AIM OF THE TASK: Reproduce all of the listing below without alteration.

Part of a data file
--
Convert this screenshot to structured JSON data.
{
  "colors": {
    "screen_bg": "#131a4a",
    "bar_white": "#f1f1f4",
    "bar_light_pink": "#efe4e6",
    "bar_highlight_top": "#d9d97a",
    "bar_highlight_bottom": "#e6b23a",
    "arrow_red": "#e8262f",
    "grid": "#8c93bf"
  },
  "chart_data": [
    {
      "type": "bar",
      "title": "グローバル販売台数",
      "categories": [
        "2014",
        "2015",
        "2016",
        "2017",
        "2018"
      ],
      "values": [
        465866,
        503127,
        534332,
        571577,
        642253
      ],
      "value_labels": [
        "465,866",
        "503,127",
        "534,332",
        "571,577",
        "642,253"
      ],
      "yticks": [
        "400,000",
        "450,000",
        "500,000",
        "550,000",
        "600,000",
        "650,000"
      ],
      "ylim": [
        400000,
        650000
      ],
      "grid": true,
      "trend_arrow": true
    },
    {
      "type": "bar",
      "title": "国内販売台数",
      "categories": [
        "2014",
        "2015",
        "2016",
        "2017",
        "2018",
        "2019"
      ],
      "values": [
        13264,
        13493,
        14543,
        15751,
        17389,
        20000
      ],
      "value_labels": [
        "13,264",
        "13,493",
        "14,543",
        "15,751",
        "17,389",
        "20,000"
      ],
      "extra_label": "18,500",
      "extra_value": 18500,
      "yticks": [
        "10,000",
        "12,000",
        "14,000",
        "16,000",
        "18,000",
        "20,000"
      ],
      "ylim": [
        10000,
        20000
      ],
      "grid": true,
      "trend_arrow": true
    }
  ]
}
--
WORKED SOLUTION:
Convert this screenshot to structured JSON data.
{
  "colors": {
    "screen_bg": "#131a4a",
    "bar_white": "#f1f1f4",
    "bar_light_pink": "#efe4e6",
    "bar_highlight_top": "#d9d97a",
    "bar_highlight_bottom": "#e6b23a",
    "arrow_red": "#e8262f",
    "grid": "#8c93bf"
  },
  "chart_data": [
    {
      "type": "bar",
      "title": "グローバル販売台数",
      "categories": [
        "2014",
        "2015",
        "2016",
        "2017",
        "2018"
      ],
      "values": [
        465866,
        503127,
        534332,
        571577,
        642253
      ],
      "value_labels": [
        "465,866",
        "503,127",
        "534,332",
        "571,577",
        "642,253"
      ],
      "yticks": [
        "400,000",
        "450,000",
        "500,000",
        "550,000",
        "600,000",
        "650,000"
      ],
      "ylim": [
        400000,
        650000
      ],
      "grid": true,
      "trend_arrow": true
    },
    {
      "type": "bar",
      "title": "国内販売台数",
      "categories": [
        "2014",
        "2015",
        "2016",
        "2017",
        "2018",
        "2019"
      ],
      "values": [
        13264,
        13493,
        14543,
        15751,
        17389,
        20000
      ],
      "value_labels": [
        "13,264",
        "13,493",
        "14,543",
        "15,751",
        "17,389",
        "20,000"
      ],
      "extra_label": "18,500",
      "extra_value": 18500,
      "yticks": [
        "10,000",
        "12,000",
        "14,000",
        "16,000",
        "18,000",
        "20,000"
      ],
      "ylim": [
        10000,
        20000
      ],
      "grid": true,
      "trend_arrow": true
    }
  ]
}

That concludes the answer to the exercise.